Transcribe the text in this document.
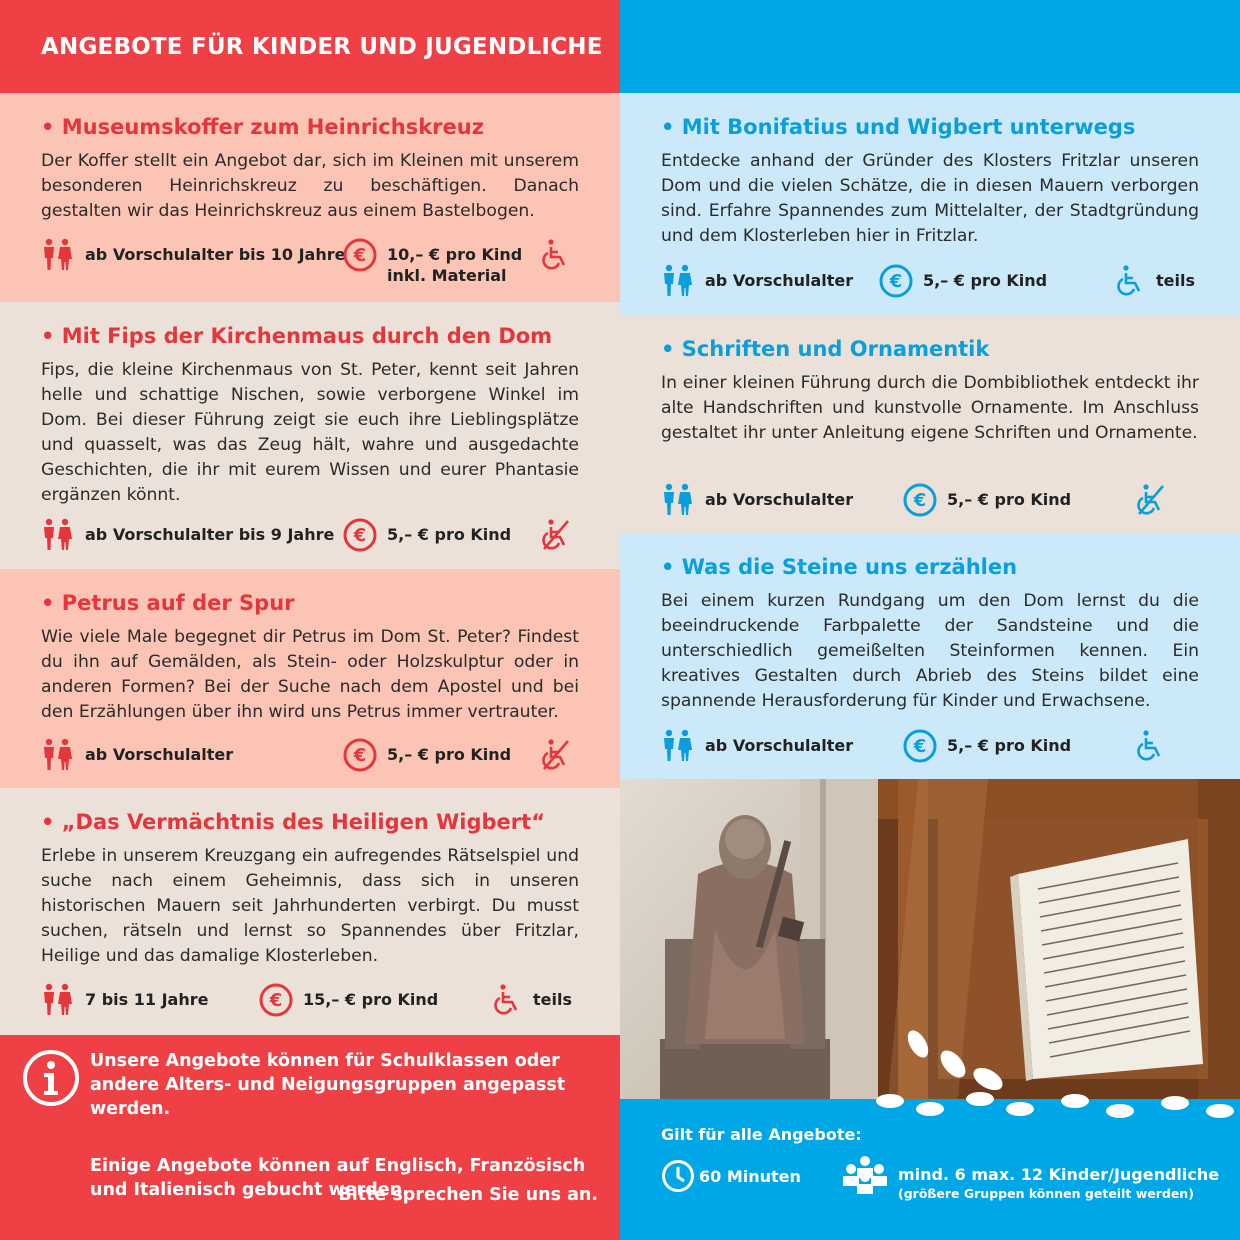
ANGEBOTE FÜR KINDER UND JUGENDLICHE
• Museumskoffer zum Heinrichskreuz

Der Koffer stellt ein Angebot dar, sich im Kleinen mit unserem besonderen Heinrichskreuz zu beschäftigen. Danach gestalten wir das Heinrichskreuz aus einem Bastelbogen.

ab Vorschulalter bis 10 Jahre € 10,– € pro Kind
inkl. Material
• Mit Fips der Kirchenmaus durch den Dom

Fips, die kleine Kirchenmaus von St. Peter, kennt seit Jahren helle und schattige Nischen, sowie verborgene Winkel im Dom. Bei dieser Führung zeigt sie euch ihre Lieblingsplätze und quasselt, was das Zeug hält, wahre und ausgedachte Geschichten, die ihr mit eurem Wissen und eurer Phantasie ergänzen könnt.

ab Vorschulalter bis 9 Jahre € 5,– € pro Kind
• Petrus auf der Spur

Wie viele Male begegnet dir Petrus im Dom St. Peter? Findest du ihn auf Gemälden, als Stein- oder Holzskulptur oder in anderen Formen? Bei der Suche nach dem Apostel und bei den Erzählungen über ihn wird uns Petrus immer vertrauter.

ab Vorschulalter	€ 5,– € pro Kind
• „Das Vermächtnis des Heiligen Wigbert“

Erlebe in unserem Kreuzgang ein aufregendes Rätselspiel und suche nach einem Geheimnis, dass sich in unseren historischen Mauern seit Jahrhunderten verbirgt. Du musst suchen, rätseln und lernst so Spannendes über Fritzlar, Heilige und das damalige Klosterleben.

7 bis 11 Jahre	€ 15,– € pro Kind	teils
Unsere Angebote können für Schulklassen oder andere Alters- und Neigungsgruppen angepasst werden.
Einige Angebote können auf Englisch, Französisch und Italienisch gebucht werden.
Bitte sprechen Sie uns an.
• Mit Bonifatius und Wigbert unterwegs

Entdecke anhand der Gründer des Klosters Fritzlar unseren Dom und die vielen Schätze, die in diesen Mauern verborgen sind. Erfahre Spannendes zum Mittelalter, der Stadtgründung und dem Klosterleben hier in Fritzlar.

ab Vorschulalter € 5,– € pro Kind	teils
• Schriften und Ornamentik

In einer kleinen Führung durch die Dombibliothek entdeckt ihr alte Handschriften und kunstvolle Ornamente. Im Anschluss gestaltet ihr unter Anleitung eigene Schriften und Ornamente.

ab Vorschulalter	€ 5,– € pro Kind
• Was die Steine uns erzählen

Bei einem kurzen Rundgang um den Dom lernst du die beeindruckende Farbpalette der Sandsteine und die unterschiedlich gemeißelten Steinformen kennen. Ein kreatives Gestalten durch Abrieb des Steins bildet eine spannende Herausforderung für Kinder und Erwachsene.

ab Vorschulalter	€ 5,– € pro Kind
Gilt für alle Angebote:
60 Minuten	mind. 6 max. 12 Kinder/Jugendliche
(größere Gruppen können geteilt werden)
◇ ◇ ◇ ◇ ◇
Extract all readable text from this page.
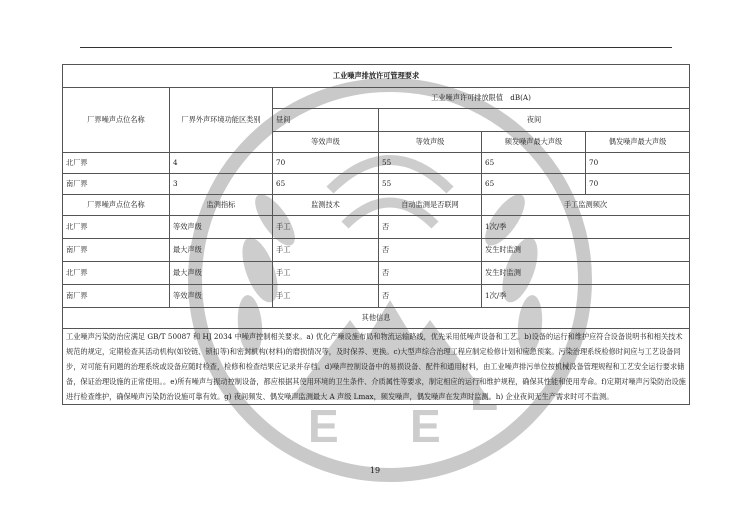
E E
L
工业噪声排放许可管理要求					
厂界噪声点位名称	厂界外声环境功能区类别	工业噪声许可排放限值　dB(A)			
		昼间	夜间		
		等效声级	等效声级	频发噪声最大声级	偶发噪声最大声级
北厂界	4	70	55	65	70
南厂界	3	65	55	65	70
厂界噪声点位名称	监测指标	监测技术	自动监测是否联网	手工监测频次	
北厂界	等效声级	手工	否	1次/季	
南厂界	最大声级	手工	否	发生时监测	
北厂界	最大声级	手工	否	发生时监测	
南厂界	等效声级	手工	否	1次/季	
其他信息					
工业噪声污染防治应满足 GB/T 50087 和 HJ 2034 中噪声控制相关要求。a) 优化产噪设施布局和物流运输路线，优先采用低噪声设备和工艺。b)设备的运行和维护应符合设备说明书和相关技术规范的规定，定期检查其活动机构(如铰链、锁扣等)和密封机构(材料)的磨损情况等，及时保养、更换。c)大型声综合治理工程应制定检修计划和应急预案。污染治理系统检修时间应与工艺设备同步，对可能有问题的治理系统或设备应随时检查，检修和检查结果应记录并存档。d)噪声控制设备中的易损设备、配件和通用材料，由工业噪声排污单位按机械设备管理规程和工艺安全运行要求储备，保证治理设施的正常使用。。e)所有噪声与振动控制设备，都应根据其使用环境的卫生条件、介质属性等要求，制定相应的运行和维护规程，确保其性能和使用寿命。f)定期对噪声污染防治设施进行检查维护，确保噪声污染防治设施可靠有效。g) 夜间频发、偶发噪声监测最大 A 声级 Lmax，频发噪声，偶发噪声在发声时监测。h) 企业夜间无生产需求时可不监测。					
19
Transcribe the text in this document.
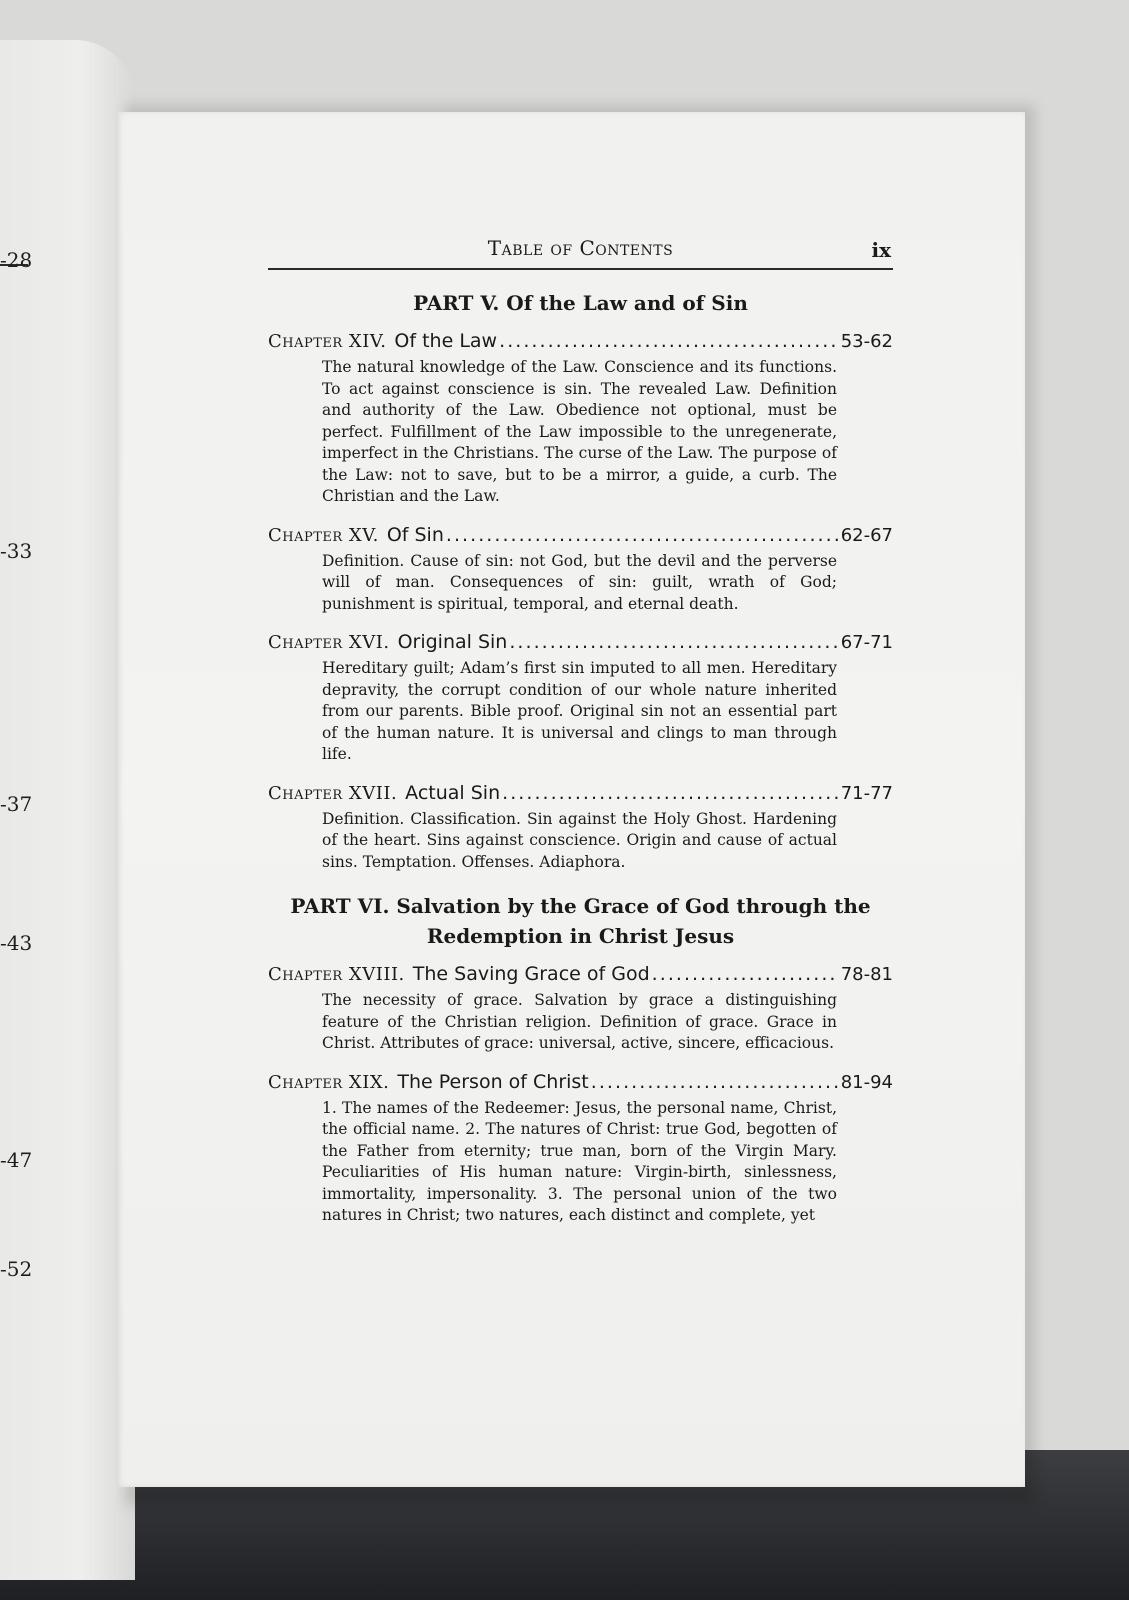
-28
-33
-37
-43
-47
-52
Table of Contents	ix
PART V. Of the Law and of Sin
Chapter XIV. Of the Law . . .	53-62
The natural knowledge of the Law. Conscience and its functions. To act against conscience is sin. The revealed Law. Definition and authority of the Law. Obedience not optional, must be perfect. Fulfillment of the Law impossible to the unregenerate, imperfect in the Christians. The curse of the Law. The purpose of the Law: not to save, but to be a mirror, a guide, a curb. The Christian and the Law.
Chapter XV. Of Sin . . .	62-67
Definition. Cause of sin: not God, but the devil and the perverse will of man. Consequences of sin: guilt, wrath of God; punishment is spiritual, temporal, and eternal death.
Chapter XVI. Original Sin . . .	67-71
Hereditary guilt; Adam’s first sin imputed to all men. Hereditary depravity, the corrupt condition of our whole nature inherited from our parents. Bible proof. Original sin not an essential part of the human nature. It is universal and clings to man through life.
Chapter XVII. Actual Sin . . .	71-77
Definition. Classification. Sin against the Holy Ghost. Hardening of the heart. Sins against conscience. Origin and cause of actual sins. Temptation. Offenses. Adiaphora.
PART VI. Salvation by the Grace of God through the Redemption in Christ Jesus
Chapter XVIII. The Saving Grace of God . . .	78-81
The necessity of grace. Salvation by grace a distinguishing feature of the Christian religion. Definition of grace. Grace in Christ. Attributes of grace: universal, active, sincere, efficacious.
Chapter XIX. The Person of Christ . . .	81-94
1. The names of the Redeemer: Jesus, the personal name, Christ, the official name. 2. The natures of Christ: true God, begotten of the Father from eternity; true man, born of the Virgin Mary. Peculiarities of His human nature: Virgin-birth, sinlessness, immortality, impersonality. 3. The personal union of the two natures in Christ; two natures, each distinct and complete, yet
◇ ◇ ◇ ◇ ◇
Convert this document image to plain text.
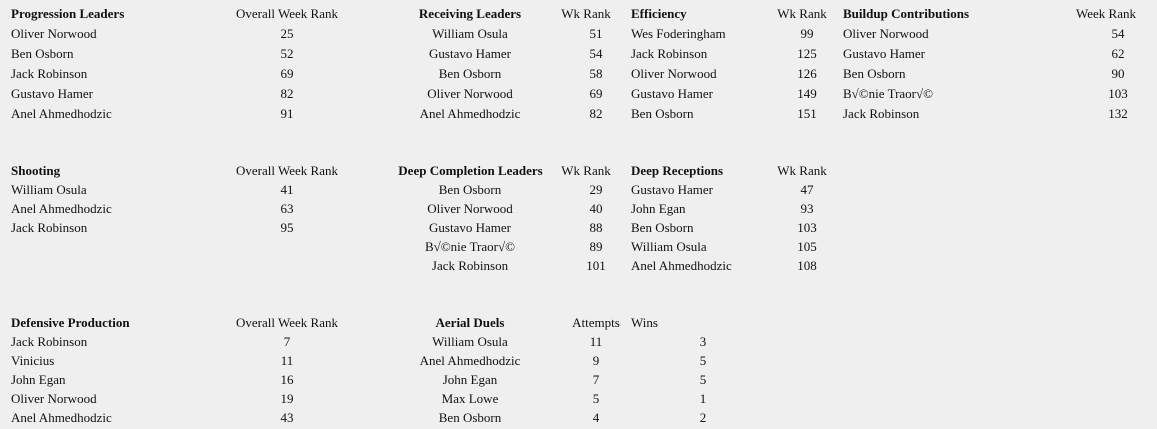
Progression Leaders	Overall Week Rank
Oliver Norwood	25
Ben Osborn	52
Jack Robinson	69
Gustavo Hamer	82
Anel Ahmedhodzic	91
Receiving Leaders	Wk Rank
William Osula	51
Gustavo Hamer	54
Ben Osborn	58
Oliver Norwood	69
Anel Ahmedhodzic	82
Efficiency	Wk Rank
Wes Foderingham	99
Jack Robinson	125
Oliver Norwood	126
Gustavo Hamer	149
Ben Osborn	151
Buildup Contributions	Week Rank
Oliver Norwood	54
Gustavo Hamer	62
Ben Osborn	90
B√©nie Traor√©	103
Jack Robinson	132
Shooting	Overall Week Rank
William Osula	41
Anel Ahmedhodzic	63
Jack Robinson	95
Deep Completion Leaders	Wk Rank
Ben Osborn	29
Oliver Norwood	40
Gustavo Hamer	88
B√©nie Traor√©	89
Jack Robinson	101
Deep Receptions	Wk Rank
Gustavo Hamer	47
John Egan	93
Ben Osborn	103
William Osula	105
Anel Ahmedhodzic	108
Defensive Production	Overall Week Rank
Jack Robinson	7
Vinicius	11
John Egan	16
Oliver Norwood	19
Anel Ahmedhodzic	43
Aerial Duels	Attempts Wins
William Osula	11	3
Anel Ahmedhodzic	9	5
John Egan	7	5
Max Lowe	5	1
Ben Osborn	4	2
◇ ◇ ◇ ◇ ◇
Your objective
Lines containing the word "Jesus" must all be returned from the material above.

The completed task
PART VI. Salvation by the Grace of God through the Redemption in Christ Jesus
1. The names of the Redeemer: Jesus, the personal name, Christ, the official name. 2. The natures of Christ: true God, begotten of the Father from eternity; true man, born of the Virgin Mary. Peculiarities of His human nature: Virgin-birth, sinlessness, immortality, impersonality. 3. The personal union of the two natures in Christ; two natures, each distinct and complete, yet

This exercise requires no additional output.